» **Figure contents as structured data**:
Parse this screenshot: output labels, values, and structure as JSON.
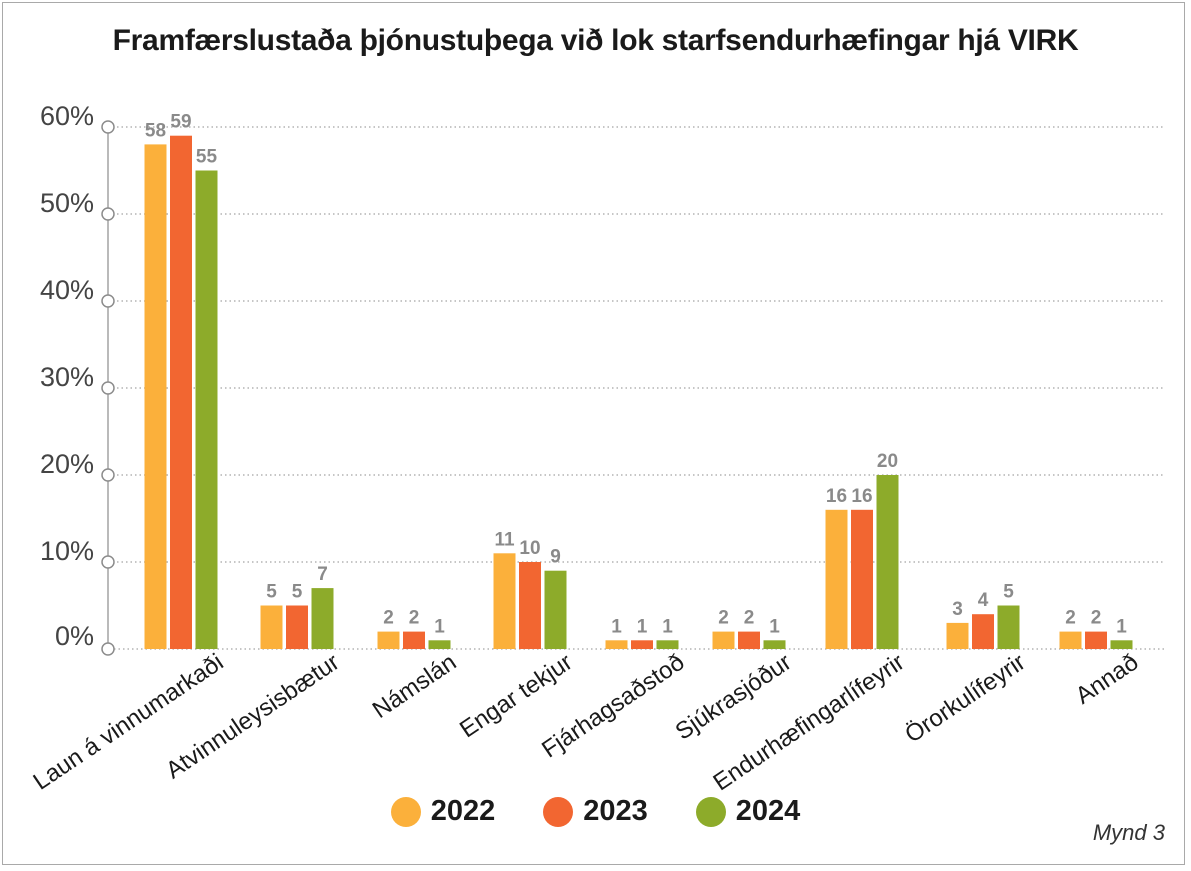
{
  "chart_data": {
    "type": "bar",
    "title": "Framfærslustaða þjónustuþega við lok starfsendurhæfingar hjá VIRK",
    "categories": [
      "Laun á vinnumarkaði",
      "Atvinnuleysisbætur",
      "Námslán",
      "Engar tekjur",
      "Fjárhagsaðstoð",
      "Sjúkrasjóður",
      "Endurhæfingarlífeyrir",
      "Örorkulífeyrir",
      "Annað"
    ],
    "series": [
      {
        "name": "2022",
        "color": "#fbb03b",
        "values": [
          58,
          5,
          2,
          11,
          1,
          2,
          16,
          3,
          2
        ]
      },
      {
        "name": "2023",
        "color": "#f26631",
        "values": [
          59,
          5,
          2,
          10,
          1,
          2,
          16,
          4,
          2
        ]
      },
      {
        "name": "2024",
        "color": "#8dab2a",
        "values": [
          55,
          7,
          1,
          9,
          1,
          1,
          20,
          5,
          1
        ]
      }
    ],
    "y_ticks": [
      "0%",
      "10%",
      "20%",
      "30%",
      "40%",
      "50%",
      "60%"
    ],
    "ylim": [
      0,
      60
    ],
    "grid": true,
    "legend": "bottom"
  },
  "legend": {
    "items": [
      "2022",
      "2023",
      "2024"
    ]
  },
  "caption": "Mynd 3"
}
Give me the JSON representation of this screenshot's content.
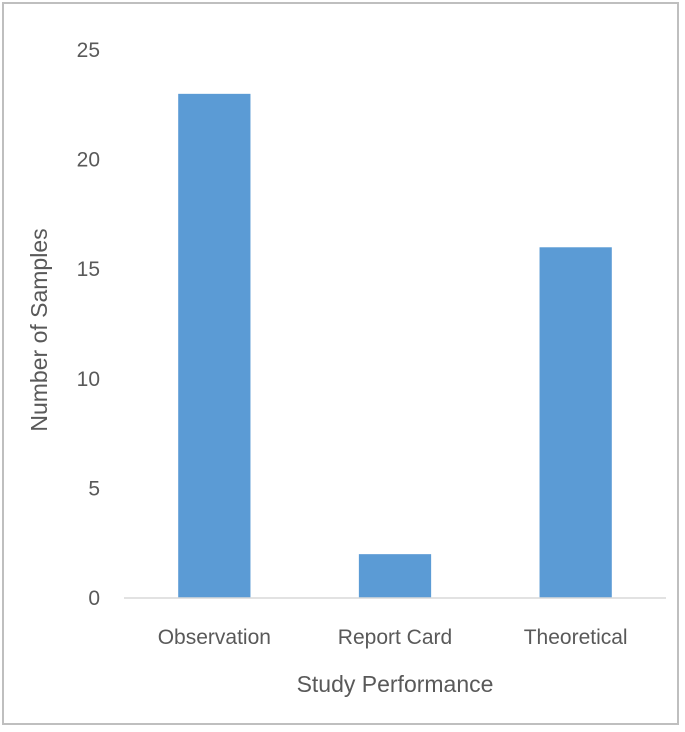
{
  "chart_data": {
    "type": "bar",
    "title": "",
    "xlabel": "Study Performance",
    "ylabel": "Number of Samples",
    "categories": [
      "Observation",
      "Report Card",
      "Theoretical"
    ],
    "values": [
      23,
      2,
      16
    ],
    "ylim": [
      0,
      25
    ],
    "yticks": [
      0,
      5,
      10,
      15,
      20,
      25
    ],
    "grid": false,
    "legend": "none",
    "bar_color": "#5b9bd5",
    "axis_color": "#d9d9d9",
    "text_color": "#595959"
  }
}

» **Task to carry out**: Write out all the entries again, word for word, and print no images.

» **Answer to this exercise**:
Parse this screenshot: output labels, values, and structure as JSON.
{
  "chart_data": {
    "type": "bar",
    "title": "Framfærslustaða þjónustuþega við lok starfsendurhæfingar hjá VIRK",
    "categories": [
      "Laun á vinnumarkaði",
      "Atvinnuleysisbætur",
      "Námslán",
      "Engar tekjur",
      "Fjárhagsaðstoð",
      "Sjúkrasjóður",
      "Endurhæfingarlífeyrir",
      "Örorkulífeyrir",
      "Annað"
    ],
    "series": [
      {
        "name": "2022",
        "color": "#fbb03b",
        "values": [
          58,
          5,
          2,
          11,
          1,
          2,
          16,
          3,
          2
        ]
      },
      {
        "name": "2023",
        "color": "#f26631",
        "values": [
          59,
          5,
          2,
          10,
          1,
          2,
          16,
          4,
          2
        ]
      },
      {
        "name": "2024",
        "color": "#8dab2a",
        "values": [
          55,
          7,
          1,
          9,
          1,
          1,
          20,
          5,
          1
        ]
      }
    ],
    "y_ticks": [
      "0%",
      "10%",
      "20%",
      "30%",
      "40%",
      "50%",
      "60%"
    ],
    "ylim": [
      0,
      60
    ],
    "grid": true,
    "legend": "bottom"
  },
  "legend": {
    "items": [
      "2022",
      "2023",
      "2024"
    ]
  },
  "caption": "Mynd 3"
}
Give me the JSON representation of this screenshot's content.
{
  "chart_data": {
    "type": "bar",
    "title": "",
    "xlabel": "Study Performance",
    "ylabel": "Number of Samples",
    "categories": [
      "Observation",
      "Report Card",
      "Theoretical"
    ],
    "values": [
      23,
      2,
      16
    ],
    "ylim": [
      0,
      25
    ],
    "yticks": [
      0,
      5,
      10,
      15,
      20,
      25
    ],
    "grid": false,
    "legend": "none",
    "bar_color": "#5b9bd5",
    "axis_color": "#d9d9d9",
    "text_color": "#595959"
  }
}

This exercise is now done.